> _Written task_
Repeat each entry as written and leave the images out of the copy.

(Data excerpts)

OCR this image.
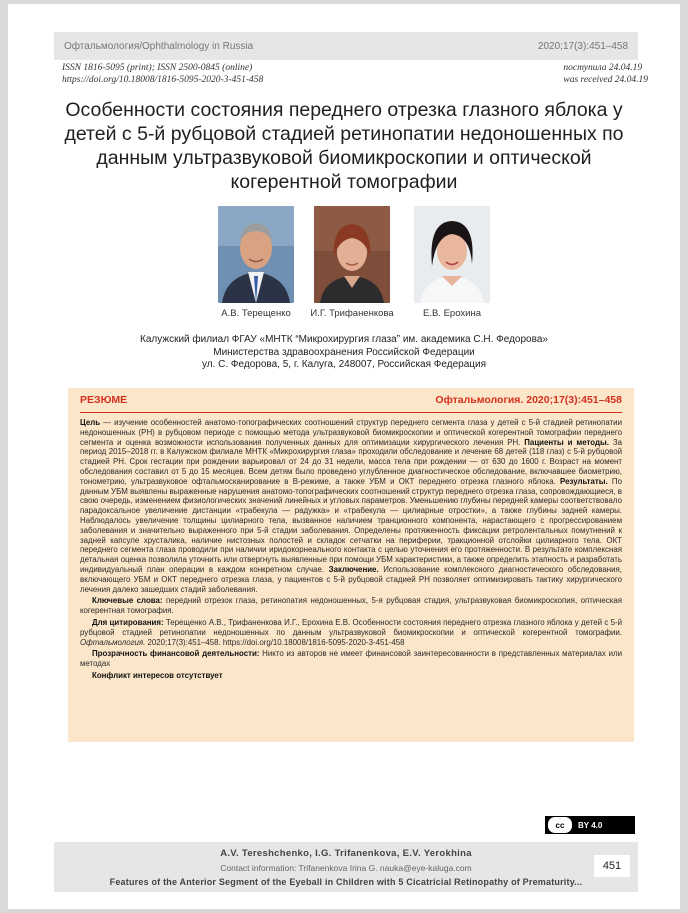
Офтальмология/Ophthalmology in Russia	2020;17(3):451–458
ISSN 1816-5095 (print); ISSN 2500-0845 (online)
https://doi.org/10.18008/1816-5095-2020-3-451-458
поступила 24.04.19
was received 24.04.19
Особенности состояния переднего отрезка глазного яблока у детей с 5-й рубцовой стадией ретинопатии недоношенных по данным ультразвуковой биомикроскопии и оптической когерентной томографии
А.В. Терещенко	И.Г. Трифаненкова	Е.В. Ерохина
Калужский филиал ФГАУ «МНТК “Микрохирургия глаза” им. академика С.Н. Федорова»
Министерства здравоохранения Российской Федерации
ул. С. Федорова, 5, г. Калуга, 248007, Российская Федерация
РЕЗЮМЕ	Офтальмология. 2020;17(3):451–458

Цель — изучение особенностей анатомо-топографических соотношений структур переднего сегмента глаза у детей с 5-й стадией ретинопатии недоношенных (РН) в рубцовом периоде с помощью метода ультразвуковой биомикроскопии и оптической когерентной томографии переднего сегмента и оценка возможности использования полученных данных для оптимизации хирургического лечения РН. Пациенты и методы. За период 2015–2018 гг. в Калужском филиале МНТК «Микрохирургия глаза» проходили обследование и лечение 68 детей (118 глаз) с 5-й рубцовой стадией РН. Срок гестации при рождении варьировал от 24 до 31 недели, масса тела при рождении — от 630 до 1600 г. Возраст на момент обследования составил от 5 до 15 месяцев. Всем детям было проведено углубленное диагностическое обследование, включавшее биометрию, тонометрию, ультразвуковое офтальмосканирование в В-режиме, а также УБМ и ОКТ переднего отрезка глазного яблока. Результаты. По данным УБМ выявлены выраженные нарушения анатомо-топографических соотношений структур переднего отрезка глаза, сопровождающиеся, в свою очередь, изменением физиологических значений линейных и угловых параметров. Уменьшению глубины передней камеры соответствовало парадоксальное увеличение дистанции «трабекула — радужка» и «трабекула — цилиарные отростки», а также глубины задней камеры. Наблюдалось увеличение толщины цилиарного тела, вызванное наличием транционного компонента, нарастающего с прогрессированием заболевания и значительно выраженного при 5-й стадии заболевания. Определены протяженность фиксации ретролентальных помутнений к задней капсуле хрусталика, наличие нистозных полостей и складок сетчатки на периферии, тракционной отслойки цилиарного тела. ОКТ переднего сегмента глаза проводили при наличии иридокорнеального контакта с целью уточнения его протяженности. В результате комплексная детальная оценка позволила уточнить или отвергнуть выявленные при помощи УБМ характеристики, а также определить этапность и разработать индивидуальный план операции в каждом конкретном случае. Заключение. Использование комплексного диагностического обследования, включающего УБМ и ОКТ переднего отрезка глаза, у пациентов с 5-й рубцовой стадией РН позволяет оптимизировать тактику хирургического лечения далеко зашедших стадий заболевания.

Ключевые слова: передний отрезок глаза, ретинопатия недоношенных, 5-я рубцовая стадия, ультразвуковая биомикроскопия, оптическая когерентная томография.

Для цитирования: Терещенко А.В., Трифаненкова И.Г., Ерохина Е.В. Особенности состояния переднего отрезка глазного яблока у детей с 5-й рубцовой стадией ретинопатии недоношенных по данным ультразвуковой биомикроскопии и оптической когерентной томографии. Офтальмология. 2020;17(3):451–458. https://doi.org/10.18008/1816-5095-2020-3-451-458

Прозрачность финансовой деятельности: Никто из авторов не имеет финансовой заинтересованности в представленных материалах или методах

Конфликт интересов отсутствует

cc	BY 4.0
A.V. Tereshchenko, I.G. Trifanenkova, E.V. Yerokhina
Contact information: Trifanenkova Irina G. nauka@eye-kaluga.com
Features of the Anterior Segment of the Eyeball in Children with 5 Cicatricial Retinopathy of Prematurity...
451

> _Solved exercise_
OCR this image.
Офтальмология/Ophthalmology in Russia	2020;17(3):451–458
ISSN 1816-5095 (print); ISSN 2500-0845 (online)
https://doi.org/10.18008/1816-5095-2020-3-451-458
поступила 24.04.19
was received 24.04.19
Особенности состояния переднего отрезка глазного яблока у детей с 5-й рубцовой стадией ретинопатии недоношенных по данным ультразвуковой биомикроскопии и оптической когерентной томографии
А.В. Терещенко	И.Г. Трифаненкова	Е.В. Ерохина
Калужский филиал ФГАУ «МНТК “Микрохирургия глаза” им. академика С.Н. Федорова»
Министерства здравоохранения Российской Федерации
ул. С. Федорова, 5, г. Калуга, 248007, Российская Федерация
РЕЗЮМЕ	Офтальмология. 2020;17(3):451–458

Цель — изучение особенностей анатомо-топографических соотношений структур переднего сегмента глаза у детей с 5-й стадией ретинопатии недоношенных (РН) в рубцовом периоде с помощью метода ультразвуковой биомикроскопии и оптической когерентной томографии переднего сегмента и оценка возможности использования полученных данных для оптимизации хирургического лечения РН. Пациенты и методы. За период 2015–2018 гг. в Калужском филиале МНТК «Микрохирургия глаза» проходили обследование и лечение 68 детей (118 глаз) с 5-й рубцовой стадией РН. Срок гестации при рождении варьировал от 24 до 31 недели, масса тела при рождении — от 630 до 1600 г. Возраст на момент обследования составил от 5 до 15 месяцев. Всем детям было проведено углубленное диагностическое обследование, включавшее биометрию, тонометрию, ультразвуковое офтальмосканирование в В-режиме, а также УБМ и ОКТ переднего отрезка глазного яблока. Результаты. По данным УБМ выявлены выраженные нарушения анатомо-топографических соотношений структур переднего отрезка глаза, сопровождающиеся, в свою очередь, изменением физиологических значений линейных и угловых параметров. Уменьшению глубины передней камеры соответствовало парадоксальное увеличение дистанции «трабекула — радужка» и «трабекула — цилиарные отростки», а также глубины задней камеры. Наблюдалось увеличение толщины цилиарного тела, вызванное наличием транционного компонента, нарастающего с прогрессированием заболевания и значительно выраженного при 5-й стадии заболевания. Определены протяженность фиксации ретролентальных помутнений к задней капсуле хрусталика, наличие нистозных полостей и складок сетчатки на периферии, тракционной отслойки цилиарного тела. ОКТ переднего сегмента глаза проводили при наличии иридокорнеального контакта с целью уточнения его протяженности. В результате комплексная детальная оценка позволила уточнить или отвергнуть выявленные при помощи УБМ характеристики, а также определить этапность и разработать индивидуальный план операции в каждом конкретном случае. Заключение. Использование комплексного диагностического обследования, включающего УБМ и ОКТ переднего отрезка глаза, у пациентов с 5-й рубцовой стадией РН позволяет оптимизировать тактику хирургического лечения далеко зашедших стадий заболевания.

Ключевые слова: передний отрезок глаза, ретинопатия недоношенных, 5-я рубцовая стадия, ультразвуковая биомикроскопия, оптическая когерентная томография.

Для цитирования: Терещенко А.В., Трифаненкова И.Г., Ерохина Е.В. Особенности состояния переднего отрезка глазного яблока у детей с 5-й рубцовой стадией ретинопатии недоношенных по данным ультразвуковой биомикроскопии и оптической когерентной томографии. Офтальмология. 2020;17(3):451–458. https://doi.org/10.18008/1816-5095-2020-3-451-458

Прозрачность финансовой деятельности: Никто из авторов не имеет финансовой заинтересованности в представленных материалах или методах

Конфликт интересов отсутствует

cc	BY 4.0
A.V. Tereshchenko, I.G. Trifanenkova, E.V. Yerokhina
Contact information: Trifanenkova Irina G. nauka@eye-kaluga.com
Features of the Anterior Segment of the Eyeball in Children with 5 Cicatricial Retinopathy of Prematurity...
451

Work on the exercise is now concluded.